→ **Page**:
A library for Thai word segmentation in PHP.
- Thai word segmentation with high accuracy
- Word suggestions for typos and misspellings
- Dictionary loading from local file, remote file, and remote URL
- Performance optimizations with caching and memory management
- Batch processing for large text volumes
- Custom configuration with caching, memory limit, and batch size
- Mixed content support (Thai, English, numbers, punctuation)
- PHP 8.4+
- Composer
You can install the package via composer:
composer require farzai/thai-word
use Farzai\ThaiWord\Composer;
// Simple text segmentation
$words = Composer::segment('สวัสดีครับผมชื่อสมชาย');
// Result: ['สวัสดี', 'ครับ', 'ผม', 'ชื่อ', 'สมชาย']
// Segment with custom delimiter
$text = Composer::segmentToString('สวัสดีครับผมชื่อสมชาย', ' ');
// Result: 'สวัสดี ครับ ผม ชื่อ สมชาย'
// Batch processing for multiple texts
$results = Composer::segmentBatch(['สวัสดีครับ', 'ขอบคุณค่ะ']);
// Result: [['สวัสดี', 'ครับ'], ['ขอบคุณ', 'ค่ะ']]
// Enable word suggestions via facade
// Use threshold 0.4-0.5 for single characters, 0.6-0.7 for multi-character words
Composer::enableSuggestions(['threshold' => 0.5]);
// Get suggestions for misspelled words
$suggestions = Composer::suggest('สวัสด');
// Result: [
// ['word' => 'สวัสดี', 'score' => 0.833],
// ['word' => 'สวัสดิ์', 'score' => 0.714],
// ['word' => 'สวัสติ', 'score' => 0.667]
// ]
// Segment with automatic suggestions for single unrecognized characters
$result = Composer::segmentWithSuggestions('โอเคอไร');
// Result: [
// ['word' => 'โอเค'],
// ['word' => 'อ', 'suggestions' => [
// ['word' => 'กอ', 'score' => 0.5],
// ['word' => 'ขอ', 'score' => 0.5],
// ['word' => 'คอ', 'score' => 0.5]
// ]],
// ['word' => 'ไร']
// ]
// Get performance statistics
$stats = Composer::getStats();
use Farzai\ThaiWord\Segmenter\ThaiSegmenter;
$segmenter = new ThaiSegmenter();
$words = $segmenter->segment('สวัสดีครับผมชื่อสมชาย');
// Result: ['สวัสดี', 'ครับ', 'ผม', 'ชื่อ', 'สมชาย']
use Farzai\ThaiWord\Segmenter\ThaiSegmenter;
$segmenter = new ThaiSegmenter();
// Enable word suggestions
$segmenter->enableSuggestions([
'threshold' => 0.5, // Minimum similarity score (0.0-1.0)

→ **Source material**:
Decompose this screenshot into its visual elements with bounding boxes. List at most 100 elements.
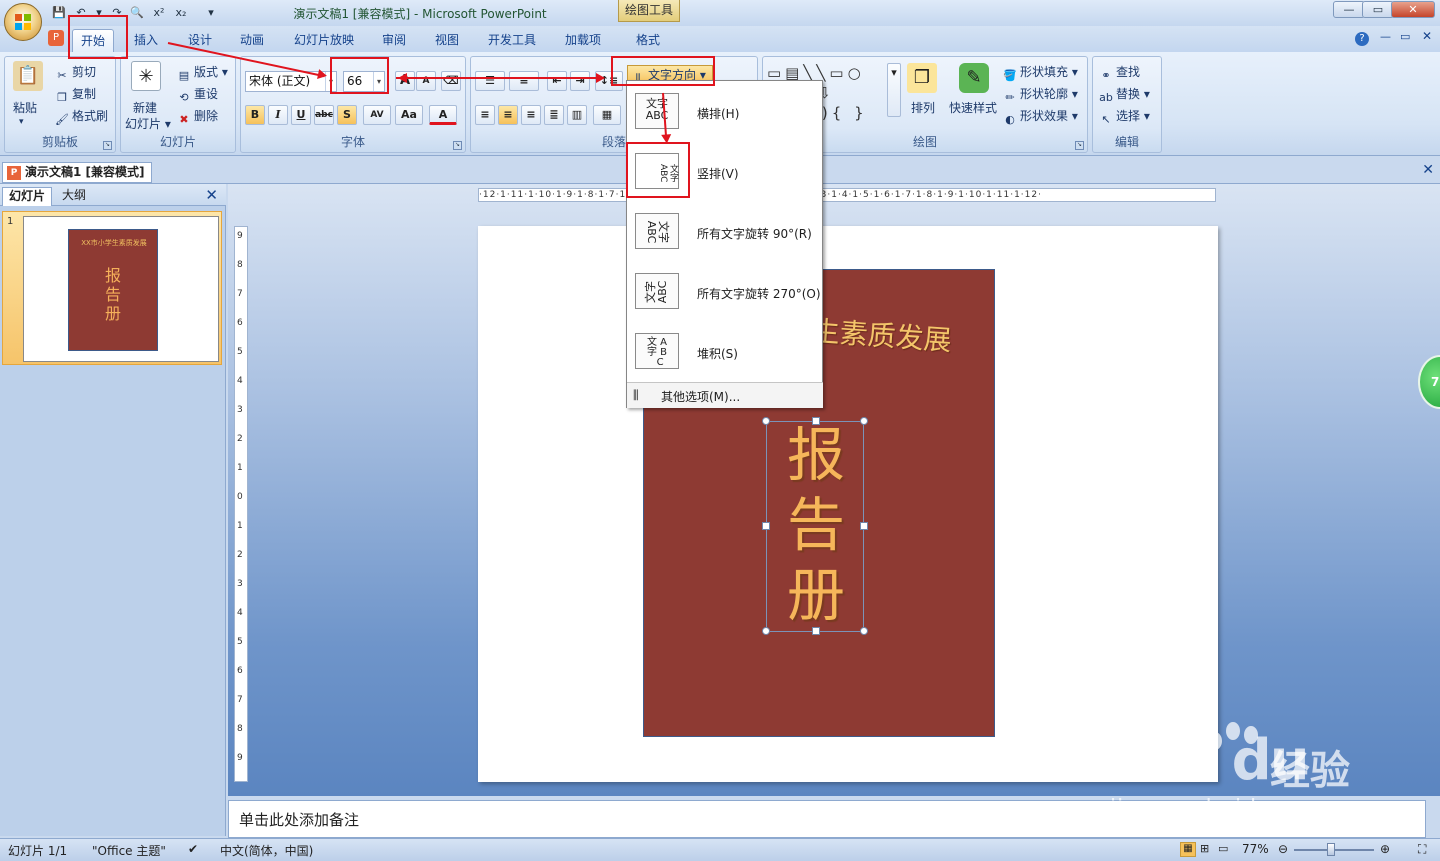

→ **Written request A**:
Copy out the Thai word segmentation page verbatim from "- Thai word" up to and including "English, numbers, punctuation)".
→ **Written request B**:
On the Thai word segmentation page, what suggestion threshold range is recommended for multi-character words?

→ **Final result A**:
- Thai word segmentation with high accuracy
- Word suggestions for typos and misspellings
- Dictionary loading from local file, remote file, and remote URL
- Performance optimizations with caching and memory management
- Batch processing for large text volumes
- Custom configuration with caching, memory limit, and batch size
- Mixed content support (Thai, English, numbers, punctuation)

→ **Final result B**:
0.6-0.7